- **TASK REQUIREMENTS**
Filter the entries that follow, copying every line in which the word "this" appears.

Chart and figure data:

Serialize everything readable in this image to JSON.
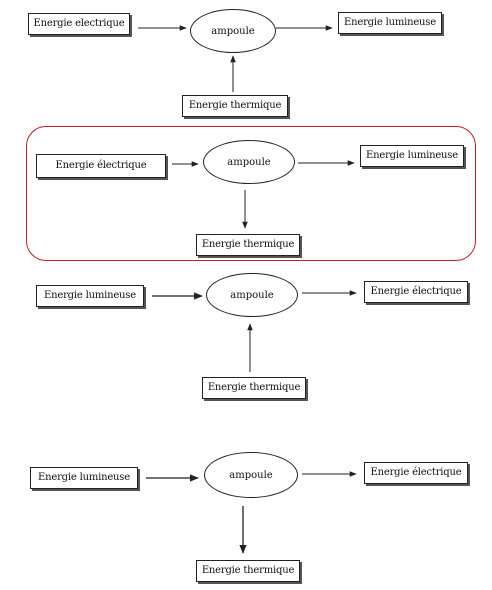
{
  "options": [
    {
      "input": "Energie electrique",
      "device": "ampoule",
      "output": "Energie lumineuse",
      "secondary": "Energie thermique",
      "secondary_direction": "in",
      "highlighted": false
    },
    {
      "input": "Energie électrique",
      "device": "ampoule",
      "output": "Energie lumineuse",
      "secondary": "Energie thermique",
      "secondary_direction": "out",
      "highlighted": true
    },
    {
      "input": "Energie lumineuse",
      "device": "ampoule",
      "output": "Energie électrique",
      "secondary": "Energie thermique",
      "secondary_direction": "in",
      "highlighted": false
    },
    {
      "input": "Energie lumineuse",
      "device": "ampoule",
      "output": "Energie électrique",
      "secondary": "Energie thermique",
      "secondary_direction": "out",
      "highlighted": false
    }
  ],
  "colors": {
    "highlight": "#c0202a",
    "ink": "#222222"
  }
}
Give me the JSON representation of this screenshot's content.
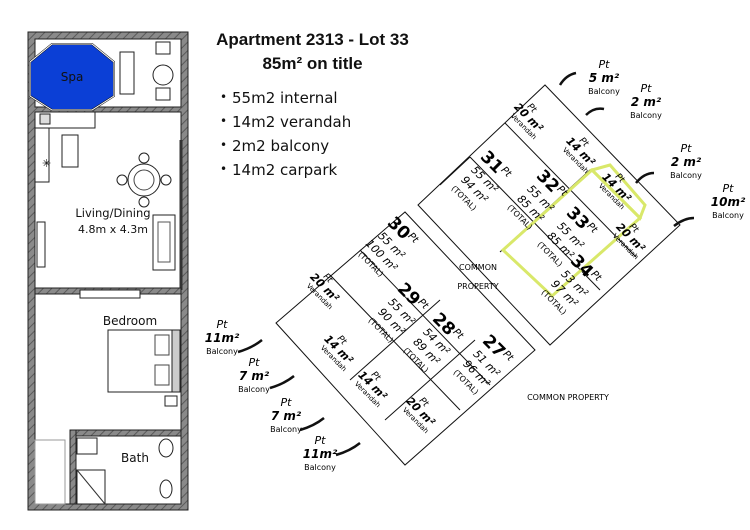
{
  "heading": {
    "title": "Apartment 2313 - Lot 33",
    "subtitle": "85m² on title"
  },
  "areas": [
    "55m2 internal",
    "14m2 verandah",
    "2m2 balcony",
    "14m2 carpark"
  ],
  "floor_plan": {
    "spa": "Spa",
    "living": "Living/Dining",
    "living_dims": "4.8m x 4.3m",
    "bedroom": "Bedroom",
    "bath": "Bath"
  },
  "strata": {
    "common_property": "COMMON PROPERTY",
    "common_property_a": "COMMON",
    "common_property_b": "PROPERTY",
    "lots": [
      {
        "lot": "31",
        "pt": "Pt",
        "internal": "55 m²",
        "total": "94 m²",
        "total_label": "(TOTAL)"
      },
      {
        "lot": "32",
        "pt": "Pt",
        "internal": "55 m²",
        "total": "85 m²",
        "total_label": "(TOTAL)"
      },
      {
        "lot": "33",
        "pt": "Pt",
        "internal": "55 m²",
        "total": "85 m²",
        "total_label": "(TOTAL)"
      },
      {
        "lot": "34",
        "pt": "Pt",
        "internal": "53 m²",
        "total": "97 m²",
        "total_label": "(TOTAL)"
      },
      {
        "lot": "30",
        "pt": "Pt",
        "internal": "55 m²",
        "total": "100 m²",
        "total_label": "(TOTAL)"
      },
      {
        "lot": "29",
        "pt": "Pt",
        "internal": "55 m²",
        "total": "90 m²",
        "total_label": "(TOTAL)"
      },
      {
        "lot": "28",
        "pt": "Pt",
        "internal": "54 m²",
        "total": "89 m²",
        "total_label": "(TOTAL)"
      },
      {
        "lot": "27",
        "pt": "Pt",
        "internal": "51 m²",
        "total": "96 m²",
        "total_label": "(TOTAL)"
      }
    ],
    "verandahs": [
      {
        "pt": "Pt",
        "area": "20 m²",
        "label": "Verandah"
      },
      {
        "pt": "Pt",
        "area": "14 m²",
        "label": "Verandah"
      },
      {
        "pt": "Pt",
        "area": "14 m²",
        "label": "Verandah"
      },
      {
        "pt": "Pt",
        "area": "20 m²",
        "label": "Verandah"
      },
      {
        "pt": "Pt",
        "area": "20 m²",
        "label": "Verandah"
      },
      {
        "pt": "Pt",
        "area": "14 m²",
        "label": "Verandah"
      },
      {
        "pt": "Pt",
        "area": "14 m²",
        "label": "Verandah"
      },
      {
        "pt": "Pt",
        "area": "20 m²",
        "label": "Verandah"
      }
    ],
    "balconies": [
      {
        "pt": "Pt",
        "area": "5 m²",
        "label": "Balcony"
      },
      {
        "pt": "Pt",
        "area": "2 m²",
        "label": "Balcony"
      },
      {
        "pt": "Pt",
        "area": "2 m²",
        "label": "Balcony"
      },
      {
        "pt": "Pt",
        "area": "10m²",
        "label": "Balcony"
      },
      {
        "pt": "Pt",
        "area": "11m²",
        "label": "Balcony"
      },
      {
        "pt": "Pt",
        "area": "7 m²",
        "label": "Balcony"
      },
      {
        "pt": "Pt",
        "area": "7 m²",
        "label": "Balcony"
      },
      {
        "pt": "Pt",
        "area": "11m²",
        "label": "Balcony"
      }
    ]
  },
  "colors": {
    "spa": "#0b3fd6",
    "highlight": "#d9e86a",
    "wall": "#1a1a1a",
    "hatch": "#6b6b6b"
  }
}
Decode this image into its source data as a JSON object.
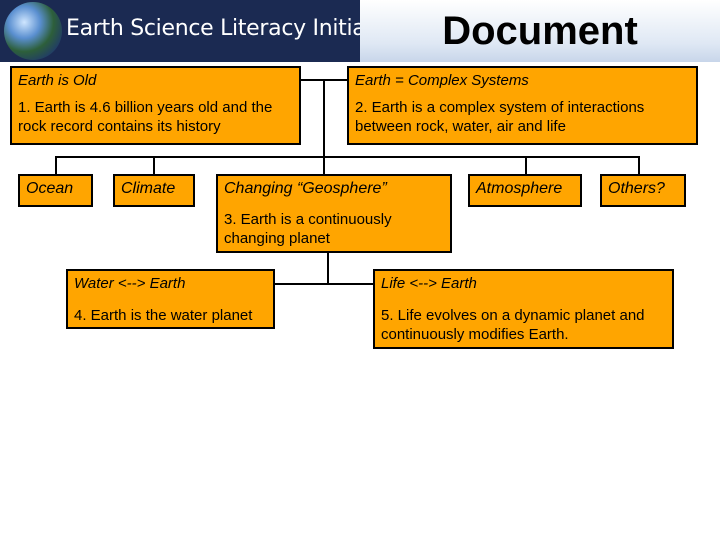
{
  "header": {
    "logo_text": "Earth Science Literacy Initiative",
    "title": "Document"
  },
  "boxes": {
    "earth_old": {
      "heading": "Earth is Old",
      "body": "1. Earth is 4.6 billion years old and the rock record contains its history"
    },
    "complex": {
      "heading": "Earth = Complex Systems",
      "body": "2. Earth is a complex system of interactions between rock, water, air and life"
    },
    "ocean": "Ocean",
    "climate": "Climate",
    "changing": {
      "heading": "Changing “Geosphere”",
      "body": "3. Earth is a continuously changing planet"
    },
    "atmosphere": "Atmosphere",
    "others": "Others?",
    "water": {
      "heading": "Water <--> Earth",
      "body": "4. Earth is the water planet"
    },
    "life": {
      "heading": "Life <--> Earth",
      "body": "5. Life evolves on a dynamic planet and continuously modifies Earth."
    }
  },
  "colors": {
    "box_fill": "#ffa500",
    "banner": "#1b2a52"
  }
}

- **FINAL RESULT**
Serialize everything readable in this image to JSON.
Give me the JSON representation of this screenshot's content.
Decode this image into its source data as a JSON object.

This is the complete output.